Given request
Return only this: the line with "Decode this image" and all the lines that follow it below, through the final one, exactly as they are.

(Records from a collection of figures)
[Begin]

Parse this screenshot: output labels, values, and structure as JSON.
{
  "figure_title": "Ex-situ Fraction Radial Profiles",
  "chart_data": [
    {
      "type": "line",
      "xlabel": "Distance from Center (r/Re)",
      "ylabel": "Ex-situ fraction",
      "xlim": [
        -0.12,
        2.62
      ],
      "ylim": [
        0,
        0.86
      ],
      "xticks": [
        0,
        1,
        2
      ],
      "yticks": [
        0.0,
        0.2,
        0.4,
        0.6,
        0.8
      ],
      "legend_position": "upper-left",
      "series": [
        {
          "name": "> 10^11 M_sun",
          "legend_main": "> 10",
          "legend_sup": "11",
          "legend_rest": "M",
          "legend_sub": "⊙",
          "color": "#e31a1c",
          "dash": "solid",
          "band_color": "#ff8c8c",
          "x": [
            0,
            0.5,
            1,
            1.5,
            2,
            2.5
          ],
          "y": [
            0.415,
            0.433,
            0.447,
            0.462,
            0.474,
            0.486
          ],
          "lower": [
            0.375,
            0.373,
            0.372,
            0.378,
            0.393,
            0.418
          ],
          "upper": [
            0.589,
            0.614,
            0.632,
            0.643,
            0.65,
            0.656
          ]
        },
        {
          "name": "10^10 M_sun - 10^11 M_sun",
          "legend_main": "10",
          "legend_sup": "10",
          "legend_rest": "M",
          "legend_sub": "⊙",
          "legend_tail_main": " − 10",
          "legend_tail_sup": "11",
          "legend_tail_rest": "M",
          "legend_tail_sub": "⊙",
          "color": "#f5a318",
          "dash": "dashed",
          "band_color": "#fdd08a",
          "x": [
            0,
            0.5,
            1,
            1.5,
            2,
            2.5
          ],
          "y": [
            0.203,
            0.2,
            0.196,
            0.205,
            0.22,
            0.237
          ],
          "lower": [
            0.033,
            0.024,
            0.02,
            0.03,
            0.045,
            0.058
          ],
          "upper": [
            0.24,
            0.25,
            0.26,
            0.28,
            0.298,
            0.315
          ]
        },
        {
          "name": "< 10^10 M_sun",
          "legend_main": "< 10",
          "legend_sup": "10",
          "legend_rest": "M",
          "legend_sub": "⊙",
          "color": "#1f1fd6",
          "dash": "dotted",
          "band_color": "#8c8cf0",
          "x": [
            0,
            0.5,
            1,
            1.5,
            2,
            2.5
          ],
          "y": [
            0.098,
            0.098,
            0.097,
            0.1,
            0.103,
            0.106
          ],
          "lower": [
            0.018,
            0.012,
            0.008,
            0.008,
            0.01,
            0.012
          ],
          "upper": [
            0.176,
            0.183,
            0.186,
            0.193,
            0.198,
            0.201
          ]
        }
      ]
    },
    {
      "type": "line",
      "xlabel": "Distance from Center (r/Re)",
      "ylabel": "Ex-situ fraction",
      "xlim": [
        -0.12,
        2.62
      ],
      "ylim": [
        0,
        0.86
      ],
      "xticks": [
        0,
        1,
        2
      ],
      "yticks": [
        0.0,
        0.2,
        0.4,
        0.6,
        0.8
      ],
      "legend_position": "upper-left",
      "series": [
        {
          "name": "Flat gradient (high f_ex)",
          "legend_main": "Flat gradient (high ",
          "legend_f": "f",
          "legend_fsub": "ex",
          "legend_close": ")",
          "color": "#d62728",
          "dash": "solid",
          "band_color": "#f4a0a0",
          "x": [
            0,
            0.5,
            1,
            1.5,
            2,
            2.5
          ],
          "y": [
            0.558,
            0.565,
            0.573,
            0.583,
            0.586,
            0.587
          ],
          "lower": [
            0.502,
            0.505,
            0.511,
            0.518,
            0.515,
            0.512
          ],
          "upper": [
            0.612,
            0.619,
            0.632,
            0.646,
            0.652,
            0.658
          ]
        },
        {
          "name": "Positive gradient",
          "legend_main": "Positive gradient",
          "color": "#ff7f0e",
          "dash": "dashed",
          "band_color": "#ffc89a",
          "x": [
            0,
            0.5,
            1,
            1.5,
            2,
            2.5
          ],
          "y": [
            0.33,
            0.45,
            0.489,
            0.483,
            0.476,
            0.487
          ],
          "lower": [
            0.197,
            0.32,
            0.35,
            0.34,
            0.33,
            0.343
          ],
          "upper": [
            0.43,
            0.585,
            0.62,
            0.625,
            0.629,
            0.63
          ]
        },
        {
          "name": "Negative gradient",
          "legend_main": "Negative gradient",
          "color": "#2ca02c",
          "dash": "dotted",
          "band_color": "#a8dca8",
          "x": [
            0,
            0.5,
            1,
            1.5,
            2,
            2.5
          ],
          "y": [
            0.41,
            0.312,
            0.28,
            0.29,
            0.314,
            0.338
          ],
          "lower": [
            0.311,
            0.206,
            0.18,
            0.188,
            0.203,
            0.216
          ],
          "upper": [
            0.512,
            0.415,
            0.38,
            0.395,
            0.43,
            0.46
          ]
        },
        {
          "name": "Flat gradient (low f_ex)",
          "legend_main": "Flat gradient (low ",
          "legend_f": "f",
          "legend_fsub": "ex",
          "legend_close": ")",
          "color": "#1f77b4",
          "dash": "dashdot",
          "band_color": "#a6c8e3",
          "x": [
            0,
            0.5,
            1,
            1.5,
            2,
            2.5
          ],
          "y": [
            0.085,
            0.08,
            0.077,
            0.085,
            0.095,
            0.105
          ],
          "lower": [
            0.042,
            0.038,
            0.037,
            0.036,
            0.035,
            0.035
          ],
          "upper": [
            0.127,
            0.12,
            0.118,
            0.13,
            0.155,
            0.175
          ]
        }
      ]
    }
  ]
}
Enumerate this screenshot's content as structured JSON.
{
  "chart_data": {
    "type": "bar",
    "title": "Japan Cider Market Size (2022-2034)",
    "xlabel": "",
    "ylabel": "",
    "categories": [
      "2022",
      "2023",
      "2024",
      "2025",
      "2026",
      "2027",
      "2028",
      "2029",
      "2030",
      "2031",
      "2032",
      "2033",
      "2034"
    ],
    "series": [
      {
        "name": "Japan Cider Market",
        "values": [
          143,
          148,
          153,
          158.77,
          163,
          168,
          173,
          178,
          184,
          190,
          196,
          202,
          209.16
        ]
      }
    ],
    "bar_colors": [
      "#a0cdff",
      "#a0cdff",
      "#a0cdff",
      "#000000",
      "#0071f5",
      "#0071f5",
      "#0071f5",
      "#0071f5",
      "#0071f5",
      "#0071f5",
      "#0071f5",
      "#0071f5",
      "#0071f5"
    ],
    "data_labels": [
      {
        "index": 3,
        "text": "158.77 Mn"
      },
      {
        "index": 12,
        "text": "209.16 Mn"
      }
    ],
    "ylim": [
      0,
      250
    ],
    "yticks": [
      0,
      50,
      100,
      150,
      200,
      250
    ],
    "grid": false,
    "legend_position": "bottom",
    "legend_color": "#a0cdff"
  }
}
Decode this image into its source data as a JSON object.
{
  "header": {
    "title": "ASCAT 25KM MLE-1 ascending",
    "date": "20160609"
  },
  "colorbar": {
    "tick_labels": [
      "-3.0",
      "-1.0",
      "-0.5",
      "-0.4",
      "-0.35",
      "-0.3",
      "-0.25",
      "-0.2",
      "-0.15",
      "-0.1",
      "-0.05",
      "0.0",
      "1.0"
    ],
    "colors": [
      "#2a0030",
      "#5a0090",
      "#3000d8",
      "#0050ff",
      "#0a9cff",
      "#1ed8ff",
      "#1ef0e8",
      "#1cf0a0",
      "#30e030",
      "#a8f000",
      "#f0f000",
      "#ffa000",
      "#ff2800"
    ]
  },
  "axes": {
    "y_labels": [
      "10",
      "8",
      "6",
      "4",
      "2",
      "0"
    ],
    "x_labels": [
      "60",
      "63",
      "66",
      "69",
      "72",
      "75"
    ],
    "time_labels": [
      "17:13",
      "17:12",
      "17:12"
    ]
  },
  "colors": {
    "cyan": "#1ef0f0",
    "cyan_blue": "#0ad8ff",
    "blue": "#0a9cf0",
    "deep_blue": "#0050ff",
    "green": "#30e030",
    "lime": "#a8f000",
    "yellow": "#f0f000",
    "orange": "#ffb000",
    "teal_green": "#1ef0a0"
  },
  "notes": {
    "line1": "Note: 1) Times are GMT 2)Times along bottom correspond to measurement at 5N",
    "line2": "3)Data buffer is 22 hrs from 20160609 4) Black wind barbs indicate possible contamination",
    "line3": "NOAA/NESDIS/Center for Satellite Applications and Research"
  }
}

[End]

Solved problem
Decode this image into its source data as a JSON object.
{
  "header": {
    "title": "ASCAT 25KM MLE-1 ascending",
    "date": "20160609"
  },
  "colorbar": {
    "tick_labels": [
      "-3.0",
      "-1.0",
      "-0.5",
      "-0.4",
      "-0.35",
      "-0.3",
      "-0.25",
      "-0.2",
      "-0.15",
      "-0.1",
      "-0.05",
      "0.0",
      "1.0"
    ],
    "colors": [
      "#2a0030",
      "#5a0090",
      "#3000d8",
      "#0050ff",
      "#0a9cff",
      "#1ed8ff",
      "#1ef0e8",
      "#1cf0a0",
      "#30e030",
      "#a8f000",
      "#f0f000",
      "#ffa000",
      "#ff2800"
    ]
  },
  "axes": {
    "y_labels": [
      "10",
      "8",
      "6",
      "4",
      "2",
      "0"
    ],
    "x_labels": [
      "60",
      "63",
      "66",
      "69",
      "72",
      "75"
    ],
    "time_labels": [
      "17:13",
      "17:12",
      "17:12"
    ]
  },
  "colors": {
    "cyan": "#1ef0f0",
    "cyan_blue": "#0ad8ff",
    "blue": "#0a9cf0",
    "deep_blue": "#0050ff",
    "green": "#30e030",
    "lime": "#a8f000",
    "yellow": "#f0f000",
    "orange": "#ffb000",
    "teal_green": "#1ef0a0"
  },
  "notes": {
    "line1": "Note: 1) Times are GMT 2)Times along bottom correspond to measurement at 5N",
    "line2": "3)Data buffer is 22 hrs from 20160609 4) Black wind barbs indicate possible contamination",
    "line3": "NOAA/NESDIS/Center for Satellite Applications and Research"
  }
}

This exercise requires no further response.